**Prompt**: Return each entry exactly, omitting nothing.

== == ==

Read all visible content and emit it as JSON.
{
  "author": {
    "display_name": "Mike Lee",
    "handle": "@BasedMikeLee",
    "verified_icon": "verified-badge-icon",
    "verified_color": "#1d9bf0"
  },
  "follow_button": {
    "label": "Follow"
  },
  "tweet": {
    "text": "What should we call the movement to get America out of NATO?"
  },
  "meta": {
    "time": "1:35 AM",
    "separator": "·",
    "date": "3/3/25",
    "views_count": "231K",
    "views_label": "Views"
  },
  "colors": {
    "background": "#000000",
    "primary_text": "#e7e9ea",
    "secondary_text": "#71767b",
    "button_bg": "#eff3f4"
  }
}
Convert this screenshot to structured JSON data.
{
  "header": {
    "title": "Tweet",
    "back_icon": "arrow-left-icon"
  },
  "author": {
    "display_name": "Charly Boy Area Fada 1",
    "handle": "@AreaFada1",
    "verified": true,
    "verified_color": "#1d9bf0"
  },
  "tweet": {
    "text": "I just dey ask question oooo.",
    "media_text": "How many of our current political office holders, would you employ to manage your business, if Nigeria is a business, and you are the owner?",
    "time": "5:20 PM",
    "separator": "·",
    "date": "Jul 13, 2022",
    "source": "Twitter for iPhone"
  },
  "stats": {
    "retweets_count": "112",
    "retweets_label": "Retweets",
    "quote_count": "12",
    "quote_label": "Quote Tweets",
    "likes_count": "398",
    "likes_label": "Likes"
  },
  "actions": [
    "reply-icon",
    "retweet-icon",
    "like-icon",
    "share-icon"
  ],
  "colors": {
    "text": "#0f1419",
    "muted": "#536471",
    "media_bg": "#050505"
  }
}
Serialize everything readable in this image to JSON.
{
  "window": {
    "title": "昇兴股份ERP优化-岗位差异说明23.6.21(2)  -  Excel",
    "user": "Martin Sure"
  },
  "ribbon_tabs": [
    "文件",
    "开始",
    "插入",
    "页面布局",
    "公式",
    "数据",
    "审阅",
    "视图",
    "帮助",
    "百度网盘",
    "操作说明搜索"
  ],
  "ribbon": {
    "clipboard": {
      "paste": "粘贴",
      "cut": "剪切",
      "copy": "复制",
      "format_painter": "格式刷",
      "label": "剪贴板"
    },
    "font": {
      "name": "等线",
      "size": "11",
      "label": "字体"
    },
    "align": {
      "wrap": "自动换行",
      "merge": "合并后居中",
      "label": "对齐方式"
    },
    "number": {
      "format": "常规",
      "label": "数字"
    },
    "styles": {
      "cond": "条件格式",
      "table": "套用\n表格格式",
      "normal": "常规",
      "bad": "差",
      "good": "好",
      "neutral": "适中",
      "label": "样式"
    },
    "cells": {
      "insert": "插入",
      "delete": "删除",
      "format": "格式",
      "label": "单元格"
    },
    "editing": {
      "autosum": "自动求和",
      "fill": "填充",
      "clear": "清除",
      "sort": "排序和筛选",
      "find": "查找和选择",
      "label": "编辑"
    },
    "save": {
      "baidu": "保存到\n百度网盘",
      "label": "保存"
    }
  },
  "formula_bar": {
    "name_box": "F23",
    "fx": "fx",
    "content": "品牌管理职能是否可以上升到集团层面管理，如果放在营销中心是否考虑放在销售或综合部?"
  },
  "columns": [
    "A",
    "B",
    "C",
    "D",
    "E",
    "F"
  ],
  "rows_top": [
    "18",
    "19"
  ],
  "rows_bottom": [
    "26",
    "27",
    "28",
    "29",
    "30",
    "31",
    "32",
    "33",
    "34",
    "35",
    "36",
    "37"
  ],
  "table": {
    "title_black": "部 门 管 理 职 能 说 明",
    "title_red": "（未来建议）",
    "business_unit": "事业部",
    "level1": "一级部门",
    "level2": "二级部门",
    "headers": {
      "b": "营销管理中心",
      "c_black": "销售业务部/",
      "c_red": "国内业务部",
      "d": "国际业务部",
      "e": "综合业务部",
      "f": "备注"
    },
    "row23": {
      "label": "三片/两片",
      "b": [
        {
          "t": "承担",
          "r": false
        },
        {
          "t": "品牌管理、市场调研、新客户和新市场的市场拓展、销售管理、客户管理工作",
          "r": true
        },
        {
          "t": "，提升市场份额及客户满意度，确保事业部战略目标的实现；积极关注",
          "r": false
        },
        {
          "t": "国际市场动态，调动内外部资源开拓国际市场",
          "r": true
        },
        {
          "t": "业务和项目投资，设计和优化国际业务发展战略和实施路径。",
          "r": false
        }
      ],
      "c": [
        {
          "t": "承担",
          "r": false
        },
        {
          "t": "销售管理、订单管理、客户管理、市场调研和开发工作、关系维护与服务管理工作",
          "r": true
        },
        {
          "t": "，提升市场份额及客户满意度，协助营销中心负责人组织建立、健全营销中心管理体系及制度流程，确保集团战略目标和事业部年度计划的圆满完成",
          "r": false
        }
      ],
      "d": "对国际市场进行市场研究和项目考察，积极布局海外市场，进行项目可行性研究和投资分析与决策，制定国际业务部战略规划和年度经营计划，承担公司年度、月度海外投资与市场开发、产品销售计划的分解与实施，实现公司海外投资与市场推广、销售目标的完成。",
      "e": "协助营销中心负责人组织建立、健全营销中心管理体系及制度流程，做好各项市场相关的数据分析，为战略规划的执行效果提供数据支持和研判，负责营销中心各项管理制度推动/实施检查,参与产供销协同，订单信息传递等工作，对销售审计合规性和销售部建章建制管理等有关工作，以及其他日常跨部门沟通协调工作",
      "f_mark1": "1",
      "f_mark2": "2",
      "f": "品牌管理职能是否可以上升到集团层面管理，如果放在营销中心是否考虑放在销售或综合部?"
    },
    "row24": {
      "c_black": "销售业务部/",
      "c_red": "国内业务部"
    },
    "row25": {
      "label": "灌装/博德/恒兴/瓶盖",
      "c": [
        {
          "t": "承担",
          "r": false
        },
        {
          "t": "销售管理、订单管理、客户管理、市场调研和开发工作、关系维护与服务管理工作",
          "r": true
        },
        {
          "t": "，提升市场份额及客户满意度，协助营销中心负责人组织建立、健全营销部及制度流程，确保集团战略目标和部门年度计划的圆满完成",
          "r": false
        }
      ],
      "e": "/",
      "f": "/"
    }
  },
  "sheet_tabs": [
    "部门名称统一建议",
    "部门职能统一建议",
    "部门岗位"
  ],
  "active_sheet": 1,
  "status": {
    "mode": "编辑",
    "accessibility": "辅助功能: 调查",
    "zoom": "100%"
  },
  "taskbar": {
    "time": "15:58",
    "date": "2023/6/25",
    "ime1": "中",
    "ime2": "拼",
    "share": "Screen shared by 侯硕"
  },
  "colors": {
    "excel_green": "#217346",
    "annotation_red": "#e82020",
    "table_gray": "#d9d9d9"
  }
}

== == ==

**The result**:
Read all visible content and emit it as JSON.
{
  "author": {
    "display_name": "Mike Lee",
    "handle": "@BasedMikeLee",
    "verified_icon": "verified-badge-icon",
    "verified_color": "#1d9bf0"
  },
  "follow_button": {
    "label": "Follow"
  },
  "tweet": {
    "text": "What should we call the movement to get America out of NATO?"
  },
  "meta": {
    "time": "1:35 AM",
    "separator": "·",
    "date": "3/3/25",
    "views_count": "231K",
    "views_label": "Views"
  },
  "colors": {
    "background": "#000000",
    "primary_text": "#e7e9ea",
    "secondary_text": "#71767b",
    "button_bg": "#eff3f4"
  }
}
Convert this screenshot to structured JSON data.
{
  "header": {
    "title": "Tweet",
    "back_icon": "arrow-left-icon"
  },
  "author": {
    "display_name": "Charly Boy Area Fada 1",
    "handle": "@AreaFada1",
    "verified": true,
    "verified_color": "#1d9bf0"
  },
  "tweet": {
    "text": "I just dey ask question oooo.",
    "media_text": "How many of our current political office holders, would you employ to manage your business, if Nigeria is a business, and you are the owner?",
    "time": "5:20 PM",
    "separator": "·",
    "date": "Jul 13, 2022",
    "source": "Twitter for iPhone"
  },
  "stats": {
    "retweets_count": "112",
    "retweets_label": "Retweets",
    "quote_count": "12",
    "quote_label": "Quote Tweets",
    "likes_count": "398",
    "likes_label": "Likes"
  },
  "actions": [
    "reply-icon",
    "retweet-icon",
    "like-icon",
    "share-icon"
  ],
  "colors": {
    "text": "#0f1419",
    "muted": "#536471",
    "media_bg": "#050505"
  }
}
Serialize everything readable in this image to JSON.
{
  "window": {
    "title": "昇兴股份ERP优化-岗位差异说明23.6.21(2)  -  Excel",
    "user": "Martin Sure"
  },
  "ribbon_tabs": [
    "文件",
    "开始",
    "插入",
    "页面布局",
    "公式",
    "数据",
    "审阅",
    "视图",
    "帮助",
    "百度网盘",
    "操作说明搜索"
  ],
  "ribbon": {
    "clipboard": {
      "paste": "粘贴",
      "cut": "剪切",
      "copy": "复制",
      "format_painter": "格式刷",
      "label": "剪贴板"
    },
    "font": {
      "name": "等线",
      "size": "11",
      "label": "字体"
    },
    "align": {
      "wrap": "自动换行",
      "merge": "合并后居中",
      "label": "对齐方式"
    },
    "number": {
      "format": "常规",
      "label": "数字"
    },
    "styles": {
      "cond": "条件格式",
      "table": "套用\n表格格式",
      "normal": "常规",
      "bad": "差",
      "good": "好",
      "neutral": "适中",
      "label": "样式"
    },
    "cells": {
      "insert": "插入",
      "delete": "删除",
      "format": "格式",
      "label": "单元格"
    },
    "editing": {
      "autosum": "自动求和",
      "fill": "填充",
      "clear": "清除",
      "sort": "排序和筛选",
      "find": "查找和选择",
      "label": "编辑"
    },
    "save": {
      "baidu": "保存到\n百度网盘",
      "label": "保存"
    }
  },
  "formula_bar": {
    "name_box": "F23",
    "fx": "fx",
    "content": "品牌管理职能是否可以上升到集团层面管理，如果放在营销中心是否考虑放在销售或综合部?"
  },
  "columns": [
    "A",
    "B",
    "C",
    "D",
    "E",
    "F"
  ],
  "rows_top": [
    "18",
    "19"
  ],
  "rows_bottom": [
    "26",
    "27",
    "28",
    "29",
    "30",
    "31",
    "32",
    "33",
    "34",
    "35",
    "36",
    "37"
  ],
  "table": {
    "title_black": "部 门 管 理 职 能 说 明",
    "title_red": "（未来建议）",
    "business_unit": "事业部",
    "level1": "一级部门",
    "level2": "二级部门",
    "headers": {
      "b": "营销管理中心",
      "c_black": "销售业务部/",
      "c_red": "国内业务部",
      "d": "国际业务部",
      "e": "综合业务部",
      "f": "备注"
    },
    "row23": {
      "label": "三片/两片",
      "b": [
        {
          "t": "承担",
          "r": false
        },
        {
          "t": "品牌管理、市场调研、新客户和新市场的市场拓展、销售管理、客户管理工作",
          "r": true
        },
        {
          "t": "，提升市场份额及客户满意度，确保事业部战略目标的实现；积极关注",
          "r": false
        },
        {
          "t": "国际市场动态，调动内外部资源开拓国际市场",
          "r": true
        },
        {
          "t": "业务和项目投资，设计和优化国际业务发展战略和实施路径。",
          "r": false
        }
      ],
      "c": [
        {
          "t": "承担",
          "r": false
        },
        {
          "t": "销售管理、订单管理、客户管理、市场调研和开发工作、关系维护与服务管理工作",
          "r": true
        },
        {
          "t": "，提升市场份额及客户满意度，协助营销中心负责人组织建立、健全营销中心管理体系及制度流程，确保集团战略目标和事业部年度计划的圆满完成",
          "r": false
        }
      ],
      "d": "对国际市场进行市场研究和项目考察，积极布局海外市场，进行项目可行性研究和投资分析与决策，制定国际业务部战略规划和年度经营计划，承担公司年度、月度海外投资与市场开发、产品销售计划的分解与实施，实现公司海外投资与市场推广、销售目标的完成。",
      "e": "协助营销中心负责人组织建立、健全营销中心管理体系及制度流程，做好各项市场相关的数据分析，为战略规划的执行效果提供数据支持和研判，负责营销中心各项管理制度推动/实施检查,参与产供销协同，订单信息传递等工作，对销售审计合规性和销售部建章建制管理等有关工作，以及其他日常跨部门沟通协调工作",
      "f_mark1": "1",
      "f_mark2": "2",
      "f": "品牌管理职能是否可以上升到集团层面管理，如果放在营销中心是否考虑放在销售或综合部?"
    },
    "row24": {
      "c_black": "销售业务部/",
      "c_red": "国内业务部"
    },
    "row25": {
      "label": "灌装/博德/恒兴/瓶盖",
      "c": [
        {
          "t": "承担",
          "r": false
        },
        {
          "t": "销售管理、订单管理、客户管理、市场调研和开发工作、关系维护与服务管理工作",
          "r": true
        },
        {
          "t": "，提升市场份额及客户满意度，协助营销中心负责人组织建立、健全营销部及制度流程，确保集团战略目标和部门年度计划的圆满完成",
          "r": false
        }
      ],
      "e": "/",
      "f": "/"
    }
  },
  "sheet_tabs": [
    "部门名称统一建议",
    "部门职能统一建议",
    "部门岗位"
  ],
  "active_sheet": 1,
  "status": {
    "mode": "编辑",
    "accessibility": "辅助功能: 调查",
    "zoom": "100%"
  },
  "taskbar": {
    "time": "15:58",
    "date": "2023/6/25",
    "ime1": "中",
    "ime2": "拼",
    "share": "Screen shared by 侯硕"
  },
  "colors": {
    "excel_green": "#217346",
    "annotation_red": "#e82020",
    "table_gray": "#d9d9d9"
  }
}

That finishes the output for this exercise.